◆ TASK DETAILS
State how many lines in these records contain the word "miei", and nothing else.

(Records from a dataset)
+ + + + +

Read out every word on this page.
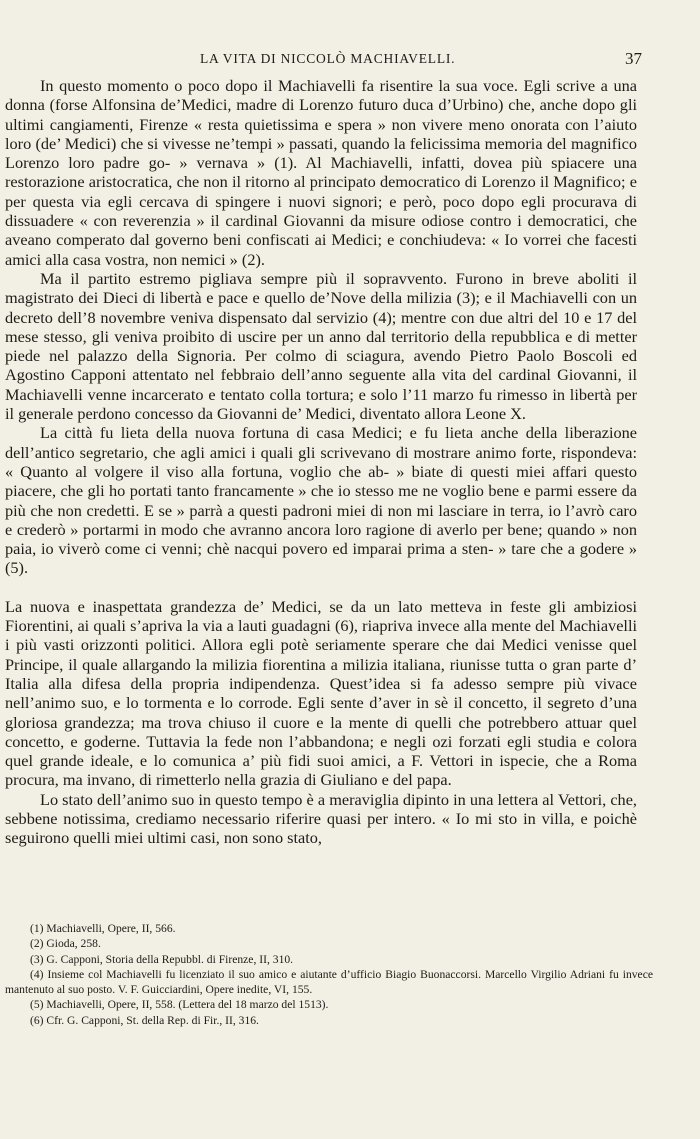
LA VITA DI NICCOLÒ MACHIAVELLI.	37

In questo momento o poco dopo il Machiavelli fa risentire la sua voce. Egli scrive a una donna (forse Alfonsina de’Medici, madre di Lorenzo futuro duca d’Urbino) che, anche dopo gli ultimi cangiamenti, Firenze « resta quietissima e spera » non vivere meno onorata con l’aiuto loro (de’ Medici) che si vivesse ne’tempi » passati, quando la felicissima memoria del magnifico Lorenzo loro padre go- » vernava » (1). Al Machiavelli, infatti, dovea più spiacere una restorazione aristocratica, che non il ritorno al principato democratico di Lorenzo il Magnifico; e per questa via egli cercava di spingere i nuovi signori; e però, poco dopo egli procurava di dissuadere « con reverenzia » il cardinal Giovanni da misure odiose contro i democratici, che aveano comperato dal governo beni confiscati ai Medici; e conchiudeva: « Io vorrei che facesti amici alla casa vostra, non nemici » (2).

Ma il partito estremo pigliava sempre più il sopravvento. Furono in breve aboliti il magistrato dei Dieci di libertà e pace e quello de’Nove della milizia (3); e il Machiavelli con un decreto dell’8 novembre veniva dispensato dal servizio (4); mentre con due altri del 10 e 17 del mese stesso, gli veniva proibito di uscire per un anno dal territorio della repubblica e di metter piede nel palazzo della Signoria. Per colmo di sciagura, avendo Pietro Paolo Boscoli ed Agostino Capponi attentato nel febbraio dell’anno seguente alla vita del cardinal Giovanni, il Machiavelli venne incarcerato e tentato colla tortura; e solo l’11 marzo fu rimesso in libertà per il generale perdono concesso da Giovanni de’ Medici, diventato allora Leone X.

La città fu lieta della nuova fortuna di casa Medici; e fu lieta anche della liberazione dell’antico segretario, che agli amici i quali gli scrivevano di mostrare animo forte, rispondeva: « Quanto al volgere il viso alla fortuna, voglio che ab- » biate di questi miei affari questo piacere, che gli ho portati tanto francamente » che io stesso me ne voglio bene e parmi essere da più che non credetti. E se » parrà a questi padroni miei di non mi lasciare in terra, io l’avrò caro e crederò » portarmi in modo che avranno ancora loro ragione di averlo per bene; quando » non paia, io viverò come ci venni; chè nacqui povero ed imparai prima a sten- » tare che a godere » (5).

La nuova e inaspettata grandezza de’ Medici, se da un lato metteva in feste gli ambiziosi Fiorentini, ai quali s’apriva la via a lauti guadagni (6), riapriva invece alla mente del Machiavelli i più vasti orizzonti politici. Allora egli potè seriamente sperare che dai Medici venisse quel Principe, il quale allargando la milizia fiorentina a milizia italiana, riunisse tutta o gran parte d’ Italia alla difesa della propria indipendenza. Quest’idea si fa adesso sempre più vivace nell’animo suo, e lo tormenta e lo corrode. Egli sente d’aver in sè il concetto, il segreto d’una gloriosa grandezza; ma trova chiuso il cuore e la mente di quelli che potrebbero attuar quel concetto, e goderne. Tuttavia la fede non l’abbandona; e negli ozi forzati egli studia e colora quel grande ideale, e lo comunica a’ più fidi suoi amici, a F. Vettori in ispecie, che a Roma procura, ma invano, di rimetterlo nella grazia di Giuliano e del papa.

Lo stato dell’animo suo in questo tempo è a meraviglia dipinto in una lettera al Vettori, che, sebbene notissima, crediamo necessario riferire quasi per intero. « Io mi sto in villa, e poichè seguirono quelli miei ultimi casi, non sono stato,

(1) Machiavelli, Opere, II, 566.

(2) Gioda, 258.

(3) G. Capponi, Storia della Repubbl. di Firenze, II, 310.

(4) Insieme col Machiavelli fu licenziato il suo amico e aiutante d’ufficio Biagio Buonaccorsi. Marcello Virgilio Adriani fu invece mantenuto al suo posto. V. F. Guicciardini, Opere inedite, VI, 155.

(5) Machiavelli, Opere, II, 558. (Lettera del 18 marzo del 1513).

(6) Cfr. G. Capponi, St. della Rep. di Fir., II, 316.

+ + + + +

◆ EXERCISE ANSWER
2